= ENTRIES SHOWN =

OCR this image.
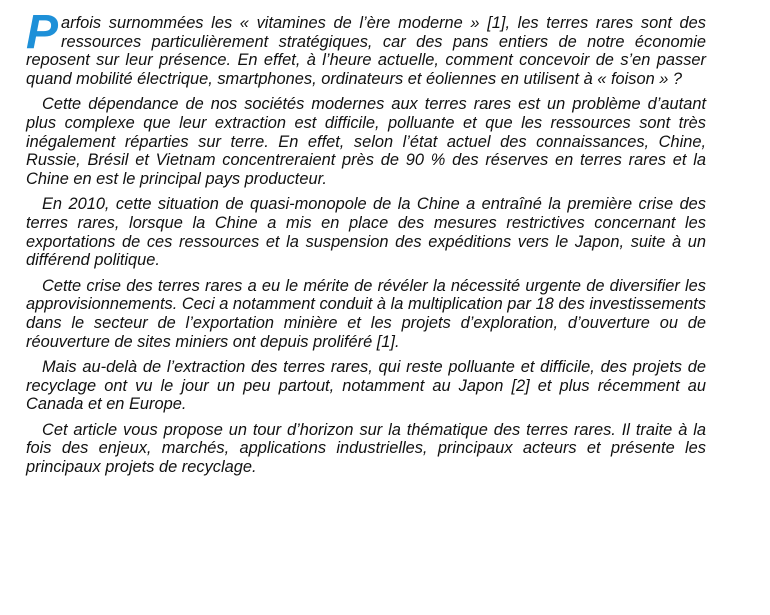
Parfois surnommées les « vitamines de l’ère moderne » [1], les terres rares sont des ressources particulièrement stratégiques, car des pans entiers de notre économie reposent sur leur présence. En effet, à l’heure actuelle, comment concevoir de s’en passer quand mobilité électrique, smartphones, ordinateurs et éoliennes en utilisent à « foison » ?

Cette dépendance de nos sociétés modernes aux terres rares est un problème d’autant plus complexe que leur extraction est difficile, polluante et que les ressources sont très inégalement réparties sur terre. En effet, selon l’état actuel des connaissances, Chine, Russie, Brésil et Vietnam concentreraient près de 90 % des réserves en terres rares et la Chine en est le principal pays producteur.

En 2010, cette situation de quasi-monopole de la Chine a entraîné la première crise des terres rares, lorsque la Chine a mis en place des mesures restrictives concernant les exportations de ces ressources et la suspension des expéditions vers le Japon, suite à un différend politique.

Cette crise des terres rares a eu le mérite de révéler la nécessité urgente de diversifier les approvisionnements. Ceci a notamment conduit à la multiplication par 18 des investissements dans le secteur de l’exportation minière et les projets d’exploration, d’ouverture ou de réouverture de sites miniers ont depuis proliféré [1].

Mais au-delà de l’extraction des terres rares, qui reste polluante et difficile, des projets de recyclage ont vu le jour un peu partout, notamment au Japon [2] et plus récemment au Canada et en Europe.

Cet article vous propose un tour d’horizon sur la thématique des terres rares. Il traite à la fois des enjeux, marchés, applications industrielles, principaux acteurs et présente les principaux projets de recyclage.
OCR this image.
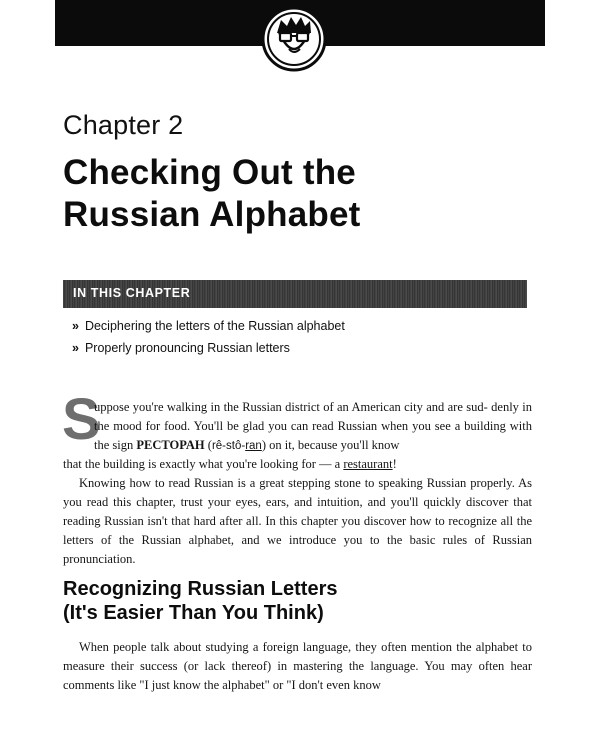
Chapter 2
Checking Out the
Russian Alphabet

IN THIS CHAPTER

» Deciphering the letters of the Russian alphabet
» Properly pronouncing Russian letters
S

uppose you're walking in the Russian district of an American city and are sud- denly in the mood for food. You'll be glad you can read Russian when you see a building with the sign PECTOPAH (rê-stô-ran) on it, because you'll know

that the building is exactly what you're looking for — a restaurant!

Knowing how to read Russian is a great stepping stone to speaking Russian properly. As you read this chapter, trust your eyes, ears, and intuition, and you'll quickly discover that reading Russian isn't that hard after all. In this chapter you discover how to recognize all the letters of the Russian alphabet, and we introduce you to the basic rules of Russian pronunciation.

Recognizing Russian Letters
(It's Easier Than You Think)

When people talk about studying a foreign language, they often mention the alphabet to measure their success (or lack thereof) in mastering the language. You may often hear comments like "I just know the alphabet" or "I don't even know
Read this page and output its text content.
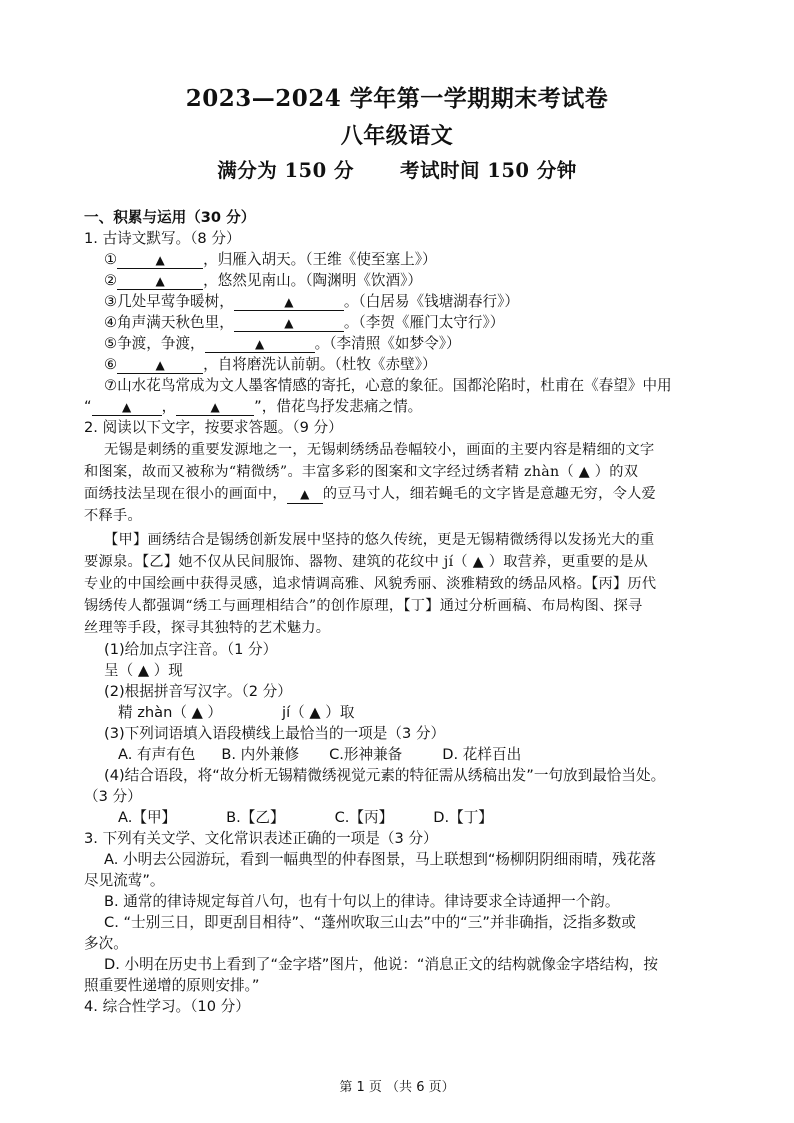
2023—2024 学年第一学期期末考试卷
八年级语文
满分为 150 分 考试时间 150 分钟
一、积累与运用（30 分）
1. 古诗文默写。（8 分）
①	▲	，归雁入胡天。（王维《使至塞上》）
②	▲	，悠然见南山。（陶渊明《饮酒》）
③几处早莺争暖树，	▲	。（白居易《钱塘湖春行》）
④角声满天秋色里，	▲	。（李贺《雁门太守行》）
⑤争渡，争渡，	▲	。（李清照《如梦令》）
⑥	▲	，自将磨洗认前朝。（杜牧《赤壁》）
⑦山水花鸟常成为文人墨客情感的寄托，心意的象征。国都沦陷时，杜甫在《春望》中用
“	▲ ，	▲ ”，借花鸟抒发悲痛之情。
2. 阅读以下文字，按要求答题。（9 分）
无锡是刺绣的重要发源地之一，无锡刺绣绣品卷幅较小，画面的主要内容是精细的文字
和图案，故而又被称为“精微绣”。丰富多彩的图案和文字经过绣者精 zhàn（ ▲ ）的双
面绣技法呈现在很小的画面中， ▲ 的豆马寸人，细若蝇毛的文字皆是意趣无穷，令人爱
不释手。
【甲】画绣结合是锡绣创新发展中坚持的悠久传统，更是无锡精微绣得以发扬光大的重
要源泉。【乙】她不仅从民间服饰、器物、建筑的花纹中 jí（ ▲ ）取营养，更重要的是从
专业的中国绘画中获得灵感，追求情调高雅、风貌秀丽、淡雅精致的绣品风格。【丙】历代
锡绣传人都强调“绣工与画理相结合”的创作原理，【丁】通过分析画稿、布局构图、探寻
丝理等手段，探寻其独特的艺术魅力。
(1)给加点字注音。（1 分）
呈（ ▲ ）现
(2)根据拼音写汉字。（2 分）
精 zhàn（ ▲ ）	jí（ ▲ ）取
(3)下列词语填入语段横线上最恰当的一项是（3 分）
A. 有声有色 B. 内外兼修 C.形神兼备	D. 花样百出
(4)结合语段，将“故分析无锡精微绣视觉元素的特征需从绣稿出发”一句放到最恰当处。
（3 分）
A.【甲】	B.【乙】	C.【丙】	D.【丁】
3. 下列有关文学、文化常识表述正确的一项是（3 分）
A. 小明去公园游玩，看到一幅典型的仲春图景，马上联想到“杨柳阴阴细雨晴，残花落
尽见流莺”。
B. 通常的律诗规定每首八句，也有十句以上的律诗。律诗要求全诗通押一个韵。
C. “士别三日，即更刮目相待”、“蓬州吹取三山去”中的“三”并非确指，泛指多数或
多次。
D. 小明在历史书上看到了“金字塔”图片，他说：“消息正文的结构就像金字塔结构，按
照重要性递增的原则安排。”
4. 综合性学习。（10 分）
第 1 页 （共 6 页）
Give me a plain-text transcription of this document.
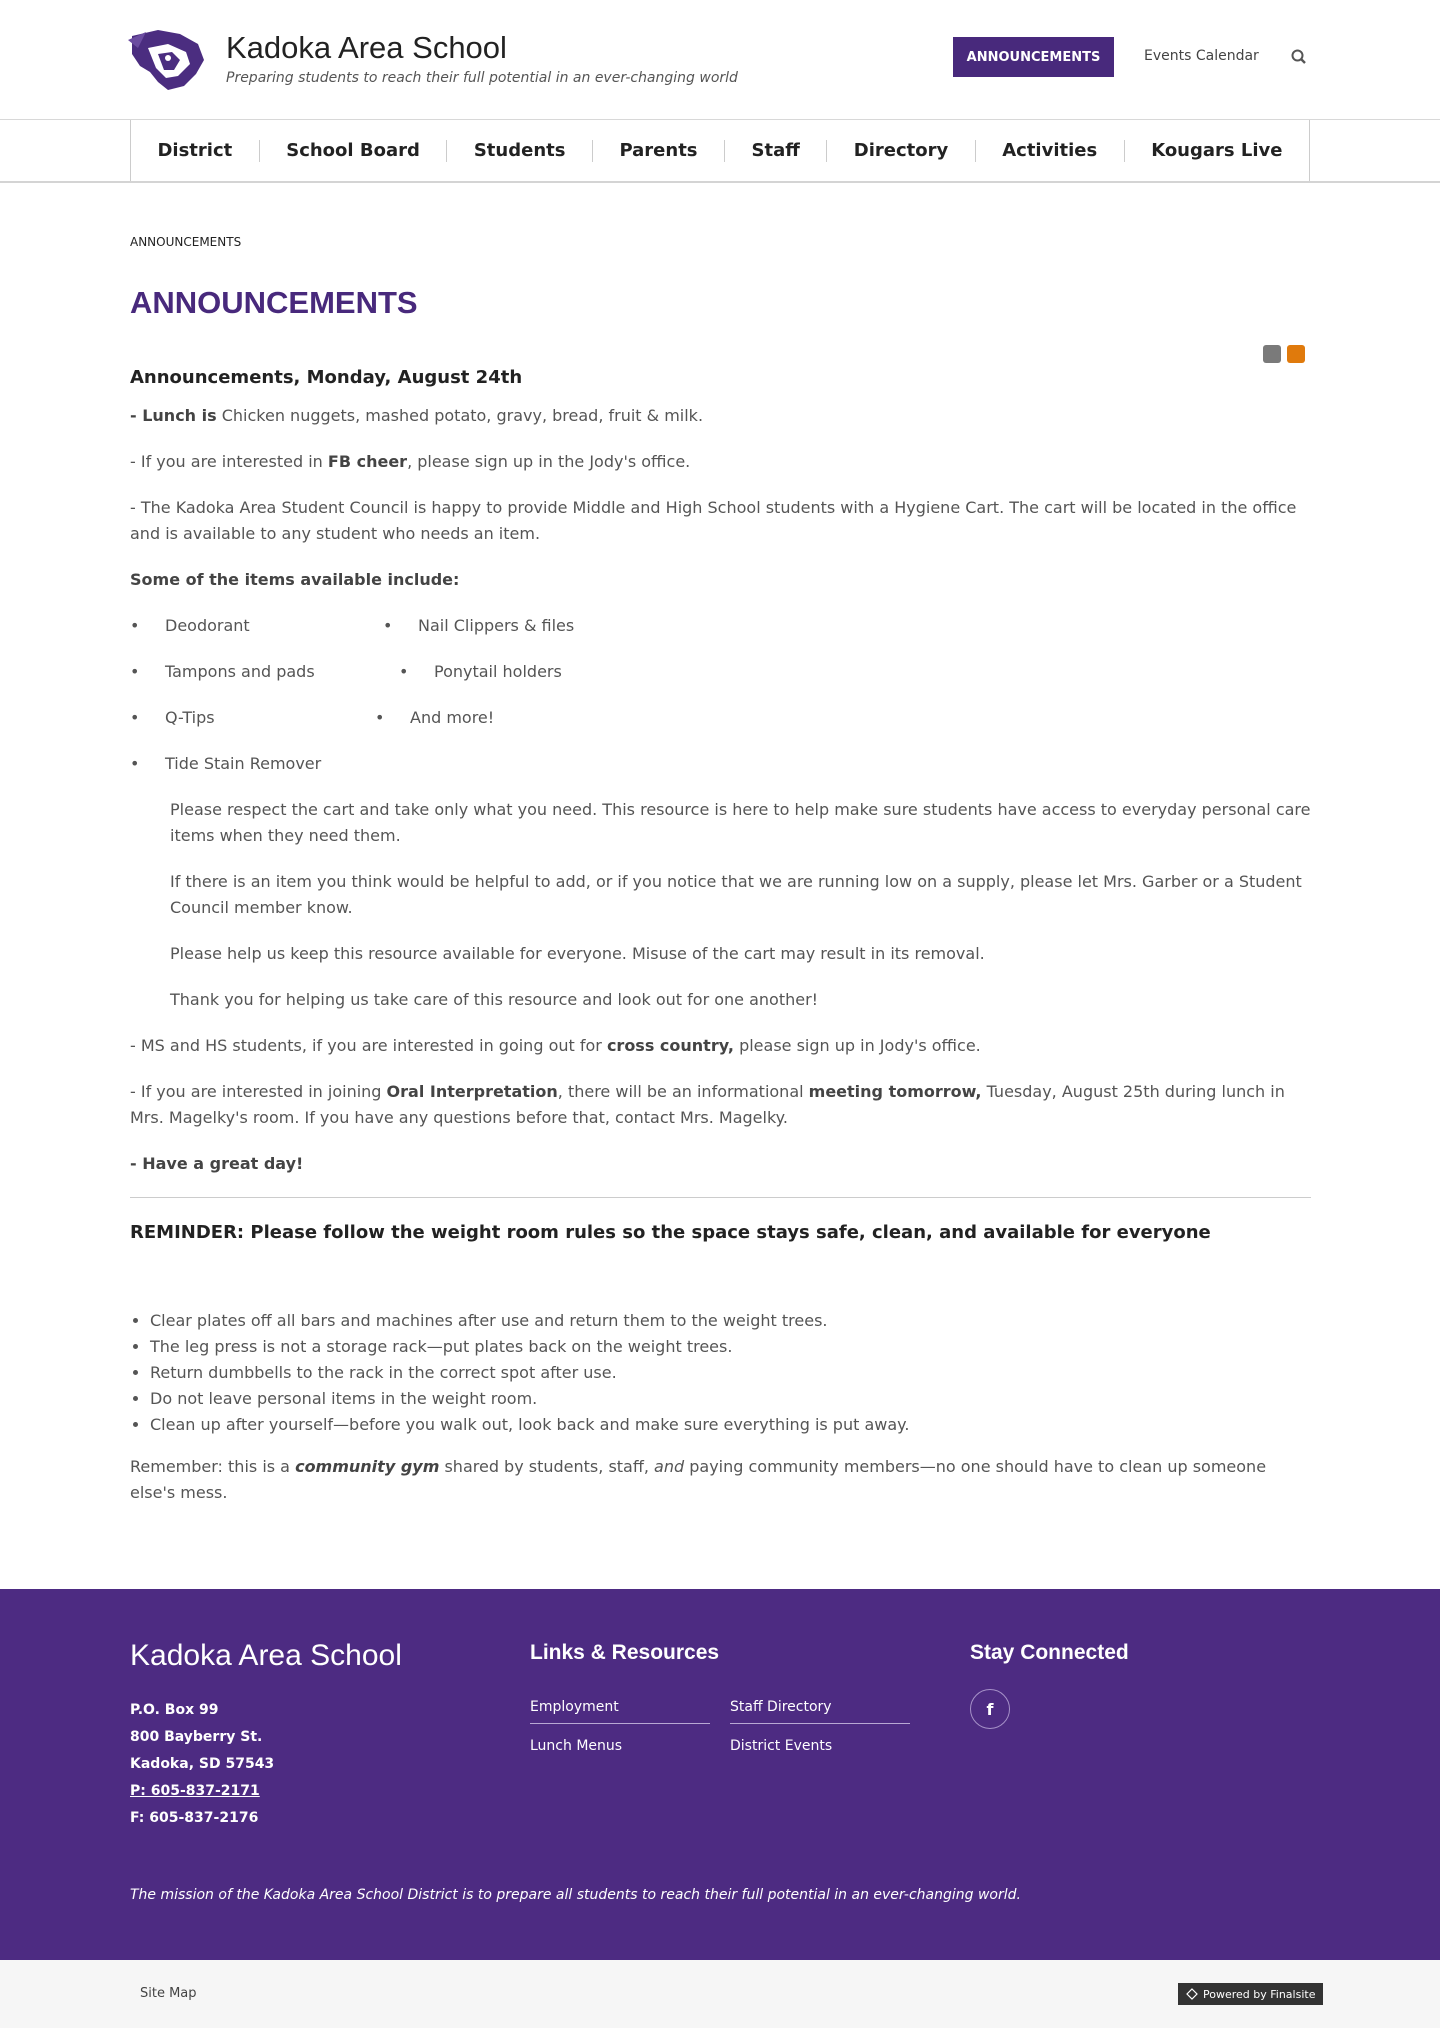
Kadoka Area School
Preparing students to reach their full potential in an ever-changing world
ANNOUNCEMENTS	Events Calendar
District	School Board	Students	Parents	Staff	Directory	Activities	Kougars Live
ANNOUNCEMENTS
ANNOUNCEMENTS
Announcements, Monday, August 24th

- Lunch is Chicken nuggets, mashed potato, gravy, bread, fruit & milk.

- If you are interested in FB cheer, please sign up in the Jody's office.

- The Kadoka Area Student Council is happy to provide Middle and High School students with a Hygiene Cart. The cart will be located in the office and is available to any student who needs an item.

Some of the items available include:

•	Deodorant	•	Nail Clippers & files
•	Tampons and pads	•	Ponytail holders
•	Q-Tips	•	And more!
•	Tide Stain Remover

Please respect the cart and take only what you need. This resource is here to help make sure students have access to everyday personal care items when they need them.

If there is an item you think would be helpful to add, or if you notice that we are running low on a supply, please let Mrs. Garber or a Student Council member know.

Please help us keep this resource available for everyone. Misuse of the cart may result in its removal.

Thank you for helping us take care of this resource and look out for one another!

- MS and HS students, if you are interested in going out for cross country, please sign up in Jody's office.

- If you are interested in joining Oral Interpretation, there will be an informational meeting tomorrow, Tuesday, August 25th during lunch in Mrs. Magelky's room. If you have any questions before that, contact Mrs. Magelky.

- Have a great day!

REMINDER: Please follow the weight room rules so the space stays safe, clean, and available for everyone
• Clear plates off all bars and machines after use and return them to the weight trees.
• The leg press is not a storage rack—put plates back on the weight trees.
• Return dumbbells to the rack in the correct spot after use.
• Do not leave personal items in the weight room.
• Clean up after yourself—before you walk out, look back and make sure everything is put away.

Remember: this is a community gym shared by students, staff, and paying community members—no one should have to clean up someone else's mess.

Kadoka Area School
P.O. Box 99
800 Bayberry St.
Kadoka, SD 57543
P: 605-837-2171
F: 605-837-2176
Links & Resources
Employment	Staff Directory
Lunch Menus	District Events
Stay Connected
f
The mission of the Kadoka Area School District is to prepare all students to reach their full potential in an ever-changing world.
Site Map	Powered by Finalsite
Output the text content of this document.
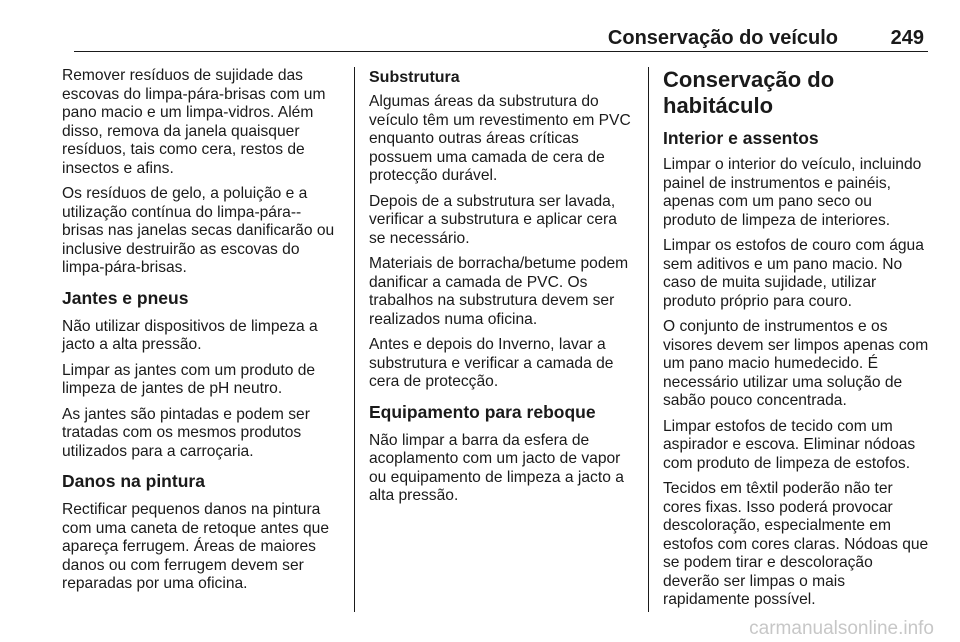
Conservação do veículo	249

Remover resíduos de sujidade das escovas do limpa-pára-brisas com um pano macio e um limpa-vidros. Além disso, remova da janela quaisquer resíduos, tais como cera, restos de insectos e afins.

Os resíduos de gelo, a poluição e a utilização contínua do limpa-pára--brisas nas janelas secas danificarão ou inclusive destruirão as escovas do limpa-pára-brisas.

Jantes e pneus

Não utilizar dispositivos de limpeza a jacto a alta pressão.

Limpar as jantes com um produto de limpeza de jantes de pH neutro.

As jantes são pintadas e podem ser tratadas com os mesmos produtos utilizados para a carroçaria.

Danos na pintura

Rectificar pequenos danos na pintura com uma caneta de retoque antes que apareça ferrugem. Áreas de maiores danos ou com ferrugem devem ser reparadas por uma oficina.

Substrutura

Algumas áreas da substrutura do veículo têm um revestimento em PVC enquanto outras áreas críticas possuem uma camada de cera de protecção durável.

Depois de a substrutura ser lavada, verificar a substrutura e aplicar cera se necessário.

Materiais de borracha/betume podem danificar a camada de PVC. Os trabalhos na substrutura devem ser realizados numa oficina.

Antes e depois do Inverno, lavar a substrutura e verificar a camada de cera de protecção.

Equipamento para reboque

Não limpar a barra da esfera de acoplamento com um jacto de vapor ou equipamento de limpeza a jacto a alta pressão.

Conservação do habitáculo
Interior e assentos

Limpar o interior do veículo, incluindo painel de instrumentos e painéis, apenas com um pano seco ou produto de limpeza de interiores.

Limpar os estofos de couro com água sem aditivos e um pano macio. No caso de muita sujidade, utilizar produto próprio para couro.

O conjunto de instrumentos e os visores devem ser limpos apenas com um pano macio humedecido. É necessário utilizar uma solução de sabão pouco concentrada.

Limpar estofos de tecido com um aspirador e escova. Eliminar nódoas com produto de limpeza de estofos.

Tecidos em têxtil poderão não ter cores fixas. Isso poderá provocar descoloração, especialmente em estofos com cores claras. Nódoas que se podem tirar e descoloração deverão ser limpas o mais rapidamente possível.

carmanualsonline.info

= WRITTEN INSTRUCTION =
State how many lines of the records above contain the word "necessário", giving only that number.

= RESPONSE =
2